■ Element and region listings:
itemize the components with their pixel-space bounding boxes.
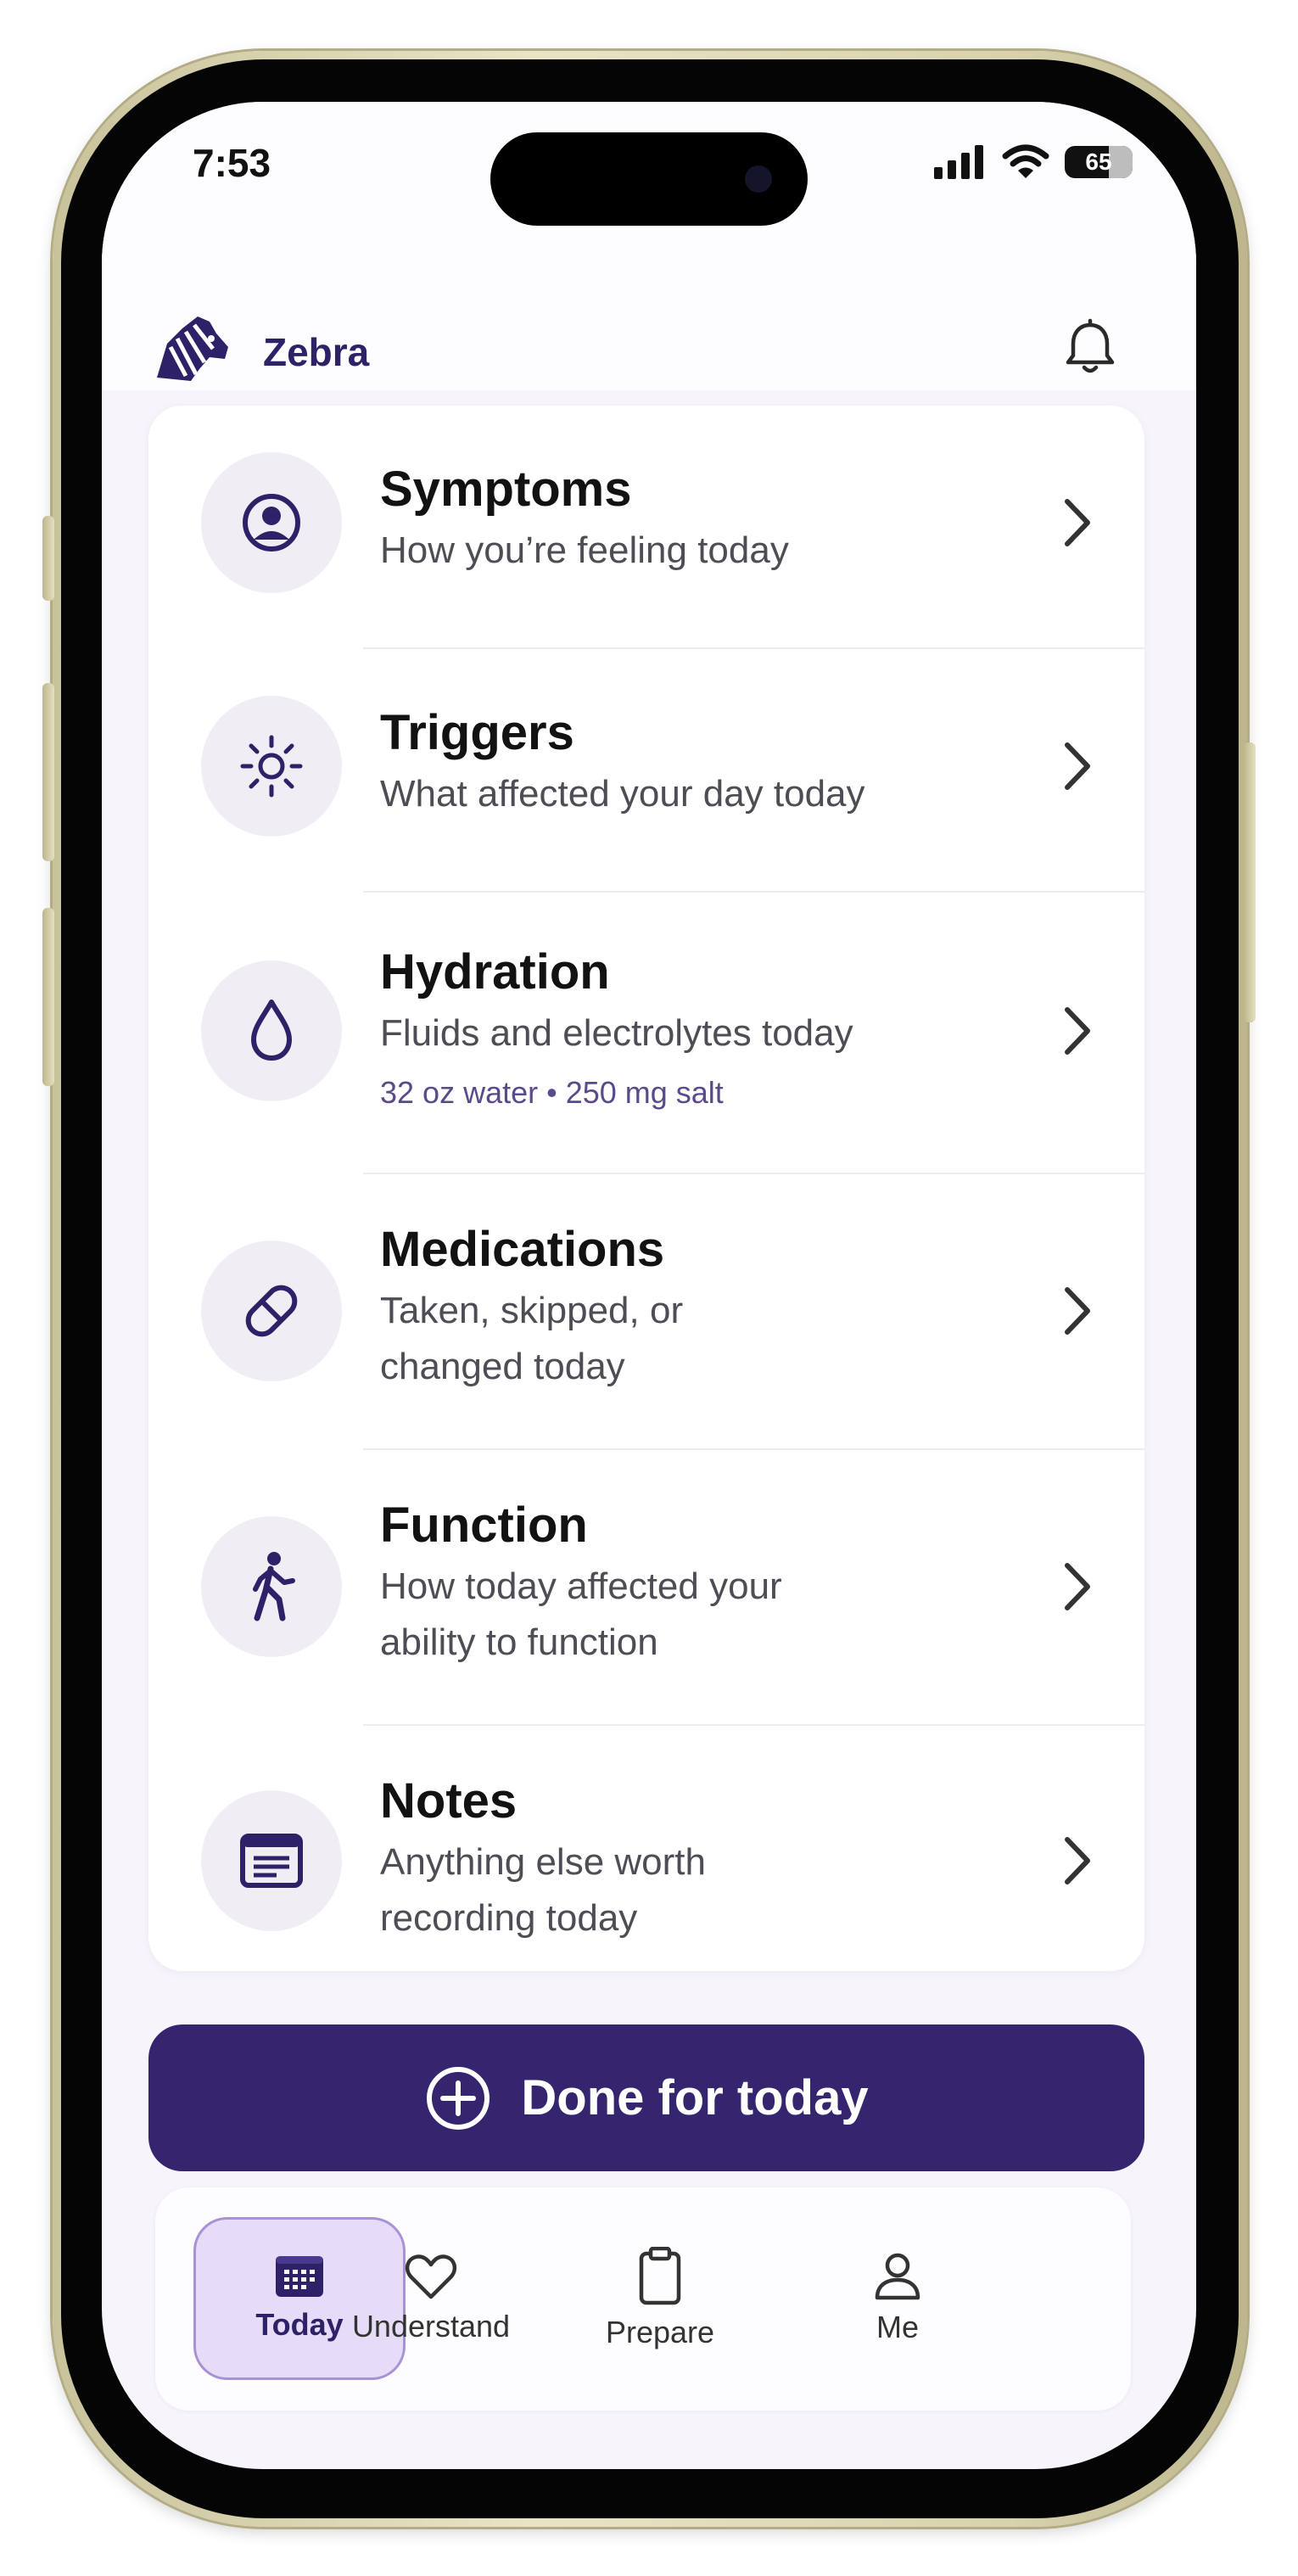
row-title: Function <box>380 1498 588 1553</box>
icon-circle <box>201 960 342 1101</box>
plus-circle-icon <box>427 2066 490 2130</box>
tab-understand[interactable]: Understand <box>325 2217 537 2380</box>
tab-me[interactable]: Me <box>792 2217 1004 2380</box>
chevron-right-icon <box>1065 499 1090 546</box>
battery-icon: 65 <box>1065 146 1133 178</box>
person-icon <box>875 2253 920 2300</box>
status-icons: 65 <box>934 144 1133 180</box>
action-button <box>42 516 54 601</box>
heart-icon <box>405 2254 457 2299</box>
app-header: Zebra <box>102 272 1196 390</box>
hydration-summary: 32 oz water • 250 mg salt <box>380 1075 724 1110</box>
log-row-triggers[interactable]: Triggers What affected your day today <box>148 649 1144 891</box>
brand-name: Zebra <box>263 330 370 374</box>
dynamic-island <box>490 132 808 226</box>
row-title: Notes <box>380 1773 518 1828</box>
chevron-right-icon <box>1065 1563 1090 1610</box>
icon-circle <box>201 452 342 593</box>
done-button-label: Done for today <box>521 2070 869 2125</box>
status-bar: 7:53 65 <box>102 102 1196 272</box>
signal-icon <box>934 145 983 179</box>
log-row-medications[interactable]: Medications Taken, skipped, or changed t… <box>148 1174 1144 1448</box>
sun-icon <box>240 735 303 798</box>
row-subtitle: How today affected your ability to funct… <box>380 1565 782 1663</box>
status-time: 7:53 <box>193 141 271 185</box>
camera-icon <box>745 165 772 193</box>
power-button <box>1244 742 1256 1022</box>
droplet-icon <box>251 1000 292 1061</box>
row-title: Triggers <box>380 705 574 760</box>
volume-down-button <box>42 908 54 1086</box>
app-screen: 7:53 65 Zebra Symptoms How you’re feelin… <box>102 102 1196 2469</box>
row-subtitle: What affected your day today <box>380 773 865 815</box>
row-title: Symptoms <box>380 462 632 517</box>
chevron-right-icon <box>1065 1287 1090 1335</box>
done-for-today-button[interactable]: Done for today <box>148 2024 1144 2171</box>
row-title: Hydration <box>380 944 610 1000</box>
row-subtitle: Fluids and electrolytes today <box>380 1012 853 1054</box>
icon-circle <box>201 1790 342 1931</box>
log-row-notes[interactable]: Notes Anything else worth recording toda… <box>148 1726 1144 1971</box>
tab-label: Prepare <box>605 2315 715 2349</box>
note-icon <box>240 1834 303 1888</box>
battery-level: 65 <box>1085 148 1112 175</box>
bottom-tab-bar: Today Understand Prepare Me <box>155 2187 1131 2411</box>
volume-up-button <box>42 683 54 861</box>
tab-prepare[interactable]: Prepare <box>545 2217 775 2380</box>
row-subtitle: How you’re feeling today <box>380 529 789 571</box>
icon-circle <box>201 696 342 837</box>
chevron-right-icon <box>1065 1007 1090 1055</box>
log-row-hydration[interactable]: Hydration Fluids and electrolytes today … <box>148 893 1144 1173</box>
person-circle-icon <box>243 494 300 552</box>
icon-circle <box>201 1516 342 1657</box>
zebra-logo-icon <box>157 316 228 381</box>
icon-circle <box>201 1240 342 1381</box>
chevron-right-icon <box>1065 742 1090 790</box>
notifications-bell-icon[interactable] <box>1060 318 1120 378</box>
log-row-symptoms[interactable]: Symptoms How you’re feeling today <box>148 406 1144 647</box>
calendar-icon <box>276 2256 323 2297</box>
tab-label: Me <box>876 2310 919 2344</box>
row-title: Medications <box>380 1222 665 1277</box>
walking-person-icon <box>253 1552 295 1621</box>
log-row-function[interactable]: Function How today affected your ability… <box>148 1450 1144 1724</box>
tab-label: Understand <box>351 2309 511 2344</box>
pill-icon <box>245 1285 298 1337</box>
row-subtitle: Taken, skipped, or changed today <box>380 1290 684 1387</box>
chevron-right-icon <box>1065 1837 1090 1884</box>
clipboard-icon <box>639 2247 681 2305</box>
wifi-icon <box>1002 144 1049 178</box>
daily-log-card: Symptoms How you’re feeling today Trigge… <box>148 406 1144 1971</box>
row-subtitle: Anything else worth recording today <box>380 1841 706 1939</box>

■ AIM OF THE EXERCISE:
Reproduce all the rows above character for character, leaving the picture out of your reply.

■ ANSWER TO THE TASK:
itemize the components with their pixel-space bounding boxes.
row-title: Function <box>380 1498 588 1553</box>
icon-circle <box>201 960 342 1101</box>
plus-circle-icon <box>427 2066 490 2130</box>
tab-understand[interactable]: Understand <box>325 2217 537 2380</box>
tab-me[interactable]: Me <box>792 2217 1004 2380</box>
chevron-right-icon <box>1065 499 1090 546</box>
battery-icon: 65 <box>1065 146 1133 178</box>
person-icon <box>875 2253 920 2300</box>
status-icons: 65 <box>934 144 1133 180</box>
action-button <box>42 516 54 601</box>
heart-icon <box>405 2254 457 2299</box>
app-header: Zebra <box>102 272 1196 390</box>
hydration-summary: 32 oz water • 250 mg salt <box>380 1075 724 1110</box>
log-row-triggers[interactable]: Triggers What affected your day today <box>148 649 1144 891</box>
brand-name: Zebra <box>263 330 370 374</box>
dynamic-island <box>490 132 808 226</box>
row-title: Notes <box>380 1773 518 1828</box>
chevron-right-icon <box>1065 1563 1090 1610</box>
icon-circle <box>201 452 342 593</box>
done-button-label: Done for today <box>521 2070 869 2125</box>
status-bar: 7:53 65 <box>102 102 1196 272</box>
signal-icon <box>934 145 983 179</box>
log-row-medications[interactable]: Medications Taken, skipped, or changed t… <box>148 1174 1144 1448</box>
sun-icon <box>240 735 303 798</box>
row-subtitle: How today affected your ability to funct… <box>380 1565 782 1663</box>
status-time: 7:53 <box>193 141 271 185</box>
camera-icon <box>745 165 772 193</box>
power-button <box>1244 742 1256 1022</box>
droplet-icon <box>251 1000 292 1061</box>
row-title: Triggers <box>380 705 574 760</box>
volume-down-button <box>42 908 54 1086</box>
app-screen: 7:53 65 Zebra Symptoms How you’re feelin… <box>102 102 1196 2469</box>
row-subtitle: What affected your day today <box>380 773 865 815</box>
row-title: Symptoms <box>380 462 632 517</box>
chevron-right-icon <box>1065 1287 1090 1335</box>
done-for-today-button[interactable]: Done for today <box>148 2024 1144 2171</box>
row-title: Hydration <box>380 944 610 1000</box>
row-subtitle: Fluids and electrolytes today <box>380 1012 853 1054</box>
icon-circle <box>201 1790 342 1931</box>
log-row-notes[interactable]: Notes Anything else worth recording toda… <box>148 1726 1144 1971</box>
tab-label: Prepare <box>605 2315 715 2349</box>
note-icon <box>240 1834 303 1888</box>
battery-level: 65 <box>1085 148 1112 175</box>
bottom-tab-bar: Today Understand Prepare Me <box>155 2187 1131 2411</box>
volume-up-button <box>42 683 54 861</box>
tab-prepare[interactable]: Prepare <box>545 2217 775 2380</box>
row-subtitle: How you’re feeling today <box>380 529 789 571</box>
icon-circle <box>201 696 342 837</box>
chevron-right-icon <box>1065 1007 1090 1055</box>
log-row-hydration[interactable]: Hydration Fluids and electrolytes today … <box>148 893 1144 1173</box>
person-circle-icon <box>243 494 300 552</box>
icon-circle <box>201 1516 342 1657</box>
zebra-logo-icon <box>157 316 228 381</box>
icon-circle <box>201 1240 342 1381</box>
chevron-right-icon <box>1065 742 1090 790</box>
notifications-bell-icon[interactable] <box>1060 318 1120 378</box>
log-row-symptoms[interactable]: Symptoms How you’re feeling today <box>148 406 1144 647</box>
calendar-icon <box>276 2256 323 2297</box>
tab-label: Me <box>876 2310 919 2344</box>
row-title: Medications <box>380 1222 665 1277</box>
walking-person-icon <box>253 1552 295 1621</box>
log-row-function[interactable]: Function How today affected your ability… <box>148 1450 1144 1724</box>
tab-label: Understand <box>351 2309 511 2344</box>
pill-icon <box>245 1285 298 1337</box>
row-subtitle: Taken, skipped, or changed today <box>380 1290 684 1387</box>
chevron-right-icon <box>1065 1837 1090 1884</box>
clipboard-icon <box>639 2247 681 2305</box>
wifi-icon <box>1002 144 1049 178</box>
daily-log-card: Symptoms How you’re feeling today Trigge… <box>148 406 1144 1971</box>
row-subtitle: Anything else worth recording today <box>380 1841 706 1939</box>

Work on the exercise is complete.